* What you have to do *
Write the material out again in full, exactly.

* Record excerpts *

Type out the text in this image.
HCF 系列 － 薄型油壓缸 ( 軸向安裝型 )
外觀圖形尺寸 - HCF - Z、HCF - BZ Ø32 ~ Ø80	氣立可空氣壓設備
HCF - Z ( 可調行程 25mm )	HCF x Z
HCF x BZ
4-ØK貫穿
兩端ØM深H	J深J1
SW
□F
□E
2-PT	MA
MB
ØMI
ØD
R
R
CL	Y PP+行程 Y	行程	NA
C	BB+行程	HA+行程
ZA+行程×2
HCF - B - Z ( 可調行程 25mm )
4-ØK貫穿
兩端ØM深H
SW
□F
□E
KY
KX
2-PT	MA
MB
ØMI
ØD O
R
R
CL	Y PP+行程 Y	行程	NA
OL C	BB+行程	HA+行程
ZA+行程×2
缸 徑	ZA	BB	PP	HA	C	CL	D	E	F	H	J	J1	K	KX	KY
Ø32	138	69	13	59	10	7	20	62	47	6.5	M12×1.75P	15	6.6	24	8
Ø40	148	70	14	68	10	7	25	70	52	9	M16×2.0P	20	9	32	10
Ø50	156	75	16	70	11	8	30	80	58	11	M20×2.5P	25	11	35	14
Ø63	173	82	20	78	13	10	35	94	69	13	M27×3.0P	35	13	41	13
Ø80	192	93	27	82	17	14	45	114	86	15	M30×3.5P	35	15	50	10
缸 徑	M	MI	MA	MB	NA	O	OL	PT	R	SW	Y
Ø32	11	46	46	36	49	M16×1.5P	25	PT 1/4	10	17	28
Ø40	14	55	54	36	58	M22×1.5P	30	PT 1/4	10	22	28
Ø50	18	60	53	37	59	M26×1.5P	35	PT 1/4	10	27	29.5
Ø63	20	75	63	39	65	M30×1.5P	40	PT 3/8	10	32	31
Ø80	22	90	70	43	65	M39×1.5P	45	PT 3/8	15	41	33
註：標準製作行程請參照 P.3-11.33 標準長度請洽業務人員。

* Full response *
Type out the text in this image.
HCF 系列 － 薄型油壓缸 ( 軸向安裝型 )
外觀圖形尺寸 - HCF - Z、HCF - BZ Ø32 ~ Ø80	氣立可空氣壓設備
HCF - Z ( 可調行程 25mm )	HCF x Z
HCF x BZ
4-ØK貫穿
兩端ØM深H	J深J1
SW
□F
□E
2-PT	MA
MB
ØMI
ØD
R
R
CL	Y PP+行程 Y	行程	NA
C	BB+行程	HA+行程
ZA+行程×2
HCF - B - Z ( 可調行程 25mm )
4-ØK貫穿
兩端ØM深H
SW
□F
□E
KY
KX
2-PT	MA
MB
ØMI
ØD O
R
R
CL	Y PP+行程 Y	行程	NA
OL C	BB+行程	HA+行程
ZA+行程×2
缸 徑	ZA	BB	PP	HA	C	CL	D	E	F	H	J	J1	K	KX	KY
Ø32	138	69	13	59	10	7	20	62	47	6.5	M12×1.75P	15	6.6	24	8
Ø40	148	70	14	68	10	7	25	70	52	9	M16×2.0P	20	9	32	10
Ø50	156	75	16	70	11	8	30	80	58	11	M20×2.5P	25	11	35	14
Ø63	173	82	20	78	13	10	35	94	69	13	M27×3.0P	35	13	41	13
Ø80	192	93	27	82	17	14	45	114	86	15	M30×3.5P	35	15	50	10
缸 徑	M	MI	MA	MB	NA	O	OL	PT	R	SW	Y
Ø32	11	46	46	36	49	M16×1.5P	25	PT 1/4	10	17	28
Ø40	14	55	54	36	58	M22×1.5P	30	PT 1/4	10	22	28
Ø50	18	60	53	37	59	M26×1.5P	35	PT 1/4	10	27	29.5
Ø63	20	75	63	39	65	M30×1.5P	40	PT 3/8	10	32	31
Ø80	22	90	70	43	65	M39×1.5P	45	PT 3/8	15	41	33
註：標準製作行程請參照 P.3-11.33 標準長度請洽業務人員。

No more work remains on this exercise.